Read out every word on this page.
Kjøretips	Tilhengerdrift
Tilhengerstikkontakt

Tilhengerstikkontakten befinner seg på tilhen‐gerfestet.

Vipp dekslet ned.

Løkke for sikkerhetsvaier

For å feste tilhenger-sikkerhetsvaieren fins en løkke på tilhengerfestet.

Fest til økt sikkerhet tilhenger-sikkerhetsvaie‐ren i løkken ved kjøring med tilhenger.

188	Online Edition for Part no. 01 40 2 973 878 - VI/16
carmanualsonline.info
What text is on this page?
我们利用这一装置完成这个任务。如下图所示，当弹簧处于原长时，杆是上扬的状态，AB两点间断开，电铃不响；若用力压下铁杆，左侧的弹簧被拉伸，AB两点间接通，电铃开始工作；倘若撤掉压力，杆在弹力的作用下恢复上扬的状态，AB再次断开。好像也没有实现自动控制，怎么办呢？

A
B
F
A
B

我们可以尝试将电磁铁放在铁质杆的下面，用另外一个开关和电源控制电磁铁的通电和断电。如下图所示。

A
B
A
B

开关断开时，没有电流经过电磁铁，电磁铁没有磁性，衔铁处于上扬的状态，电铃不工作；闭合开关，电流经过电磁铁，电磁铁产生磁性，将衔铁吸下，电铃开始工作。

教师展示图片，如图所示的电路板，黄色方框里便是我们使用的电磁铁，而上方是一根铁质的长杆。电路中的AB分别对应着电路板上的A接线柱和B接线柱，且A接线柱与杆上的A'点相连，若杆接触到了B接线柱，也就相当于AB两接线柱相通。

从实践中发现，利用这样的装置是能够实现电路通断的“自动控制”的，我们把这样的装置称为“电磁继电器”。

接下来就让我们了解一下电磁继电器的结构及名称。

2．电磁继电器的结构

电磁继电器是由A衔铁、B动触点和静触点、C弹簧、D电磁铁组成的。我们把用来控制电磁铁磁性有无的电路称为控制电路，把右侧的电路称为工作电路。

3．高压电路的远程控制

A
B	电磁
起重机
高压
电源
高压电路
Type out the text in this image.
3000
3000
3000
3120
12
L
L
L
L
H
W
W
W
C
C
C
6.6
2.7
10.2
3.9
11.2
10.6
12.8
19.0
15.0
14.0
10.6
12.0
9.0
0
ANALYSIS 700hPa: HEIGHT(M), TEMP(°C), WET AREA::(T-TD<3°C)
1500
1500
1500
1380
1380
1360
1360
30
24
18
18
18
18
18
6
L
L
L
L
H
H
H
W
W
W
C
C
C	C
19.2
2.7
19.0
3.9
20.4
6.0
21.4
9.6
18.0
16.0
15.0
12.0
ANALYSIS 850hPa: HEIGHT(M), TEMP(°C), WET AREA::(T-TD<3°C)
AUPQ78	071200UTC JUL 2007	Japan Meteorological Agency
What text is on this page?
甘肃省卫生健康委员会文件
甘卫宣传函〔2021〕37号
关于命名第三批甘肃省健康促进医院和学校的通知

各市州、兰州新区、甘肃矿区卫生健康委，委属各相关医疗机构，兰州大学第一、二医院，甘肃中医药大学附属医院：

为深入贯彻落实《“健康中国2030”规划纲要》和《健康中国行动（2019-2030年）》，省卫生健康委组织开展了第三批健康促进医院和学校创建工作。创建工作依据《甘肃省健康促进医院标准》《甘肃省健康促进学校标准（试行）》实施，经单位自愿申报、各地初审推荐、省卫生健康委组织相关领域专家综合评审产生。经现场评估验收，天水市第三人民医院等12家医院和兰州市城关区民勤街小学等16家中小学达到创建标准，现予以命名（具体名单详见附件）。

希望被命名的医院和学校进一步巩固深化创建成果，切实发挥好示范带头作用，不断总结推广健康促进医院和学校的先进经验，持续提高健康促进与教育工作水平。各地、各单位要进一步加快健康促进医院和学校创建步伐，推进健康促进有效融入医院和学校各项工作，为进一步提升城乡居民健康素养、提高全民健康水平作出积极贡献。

* **Required task**:
Repeat exactly the lines above, starting with the line that contains "Type out the text in this image." and ending with the last line, both included, and nothing else.

* **Full answer**:
Type out the text in this image.
3000
3000
3000
3120
12
L
L
L
L
H
W
W
W
C
C
C
6.6
2.7
10.2
3.9
11.2
10.6
12.8
19.0
15.0
14.0
10.6
12.0
9.0
0
ANALYSIS 700hPa: HEIGHT(M), TEMP(°C), WET AREA::(T-TD<3°C)
1500
1500
1500
1380
1380
1360
1360
30
24
18
18
18
18
18
6
L
L
L
L
H
H
H
W
W
W
C
C
C	C
19.2
2.7
19.0
3.9
20.4
6.0
21.4
9.6
18.0
16.0
15.0
12.0
ANALYSIS 850hPa: HEIGHT(M), TEMP(°C), WET AREA::(T-TD<3°C)
AUPQ78	071200UTC JUL 2007	Japan Meteorological Agency
What text is on this page?
甘肃省卫生健康委员会文件
甘卫宣传函〔2021〕37号
关于命名第三批甘肃省健康促进医院和学校的通知

各市州、兰州新区、甘肃矿区卫生健康委，委属各相关医疗机构，兰州大学第一、二医院，甘肃中医药大学附属医院：

为深入贯彻落实《“健康中国2030”规划纲要》和《健康中国行动（2019-2030年）》，省卫生健康委组织开展了第三批健康促进医院和学校创建工作。创建工作依据《甘肃省健康促进医院标准》《甘肃省健康促进学校标准（试行）》实施，经单位自愿申报、各地初审推荐、省卫生健康委组织相关领域专家综合评审产生。经现场评估验收，天水市第三人民医院等12家医院和兰州市城关区民勤街小学等16家中小学达到创建标准，现予以命名（具体名单详见附件）。

希望被命名的医院和学校进一步巩固深化创建成果，切实发挥好示范带头作用，不断总结推广健康促进医院和学校的先进经验，持续提高健康促进与教育工作水平。各地、各单位要进一步加快健康促进医院和学校创建步伐，推进健康促进有效融入医院和学校各项工作，为进一步提升城乡居民健康素养、提高全民健康水平作出积极贡献。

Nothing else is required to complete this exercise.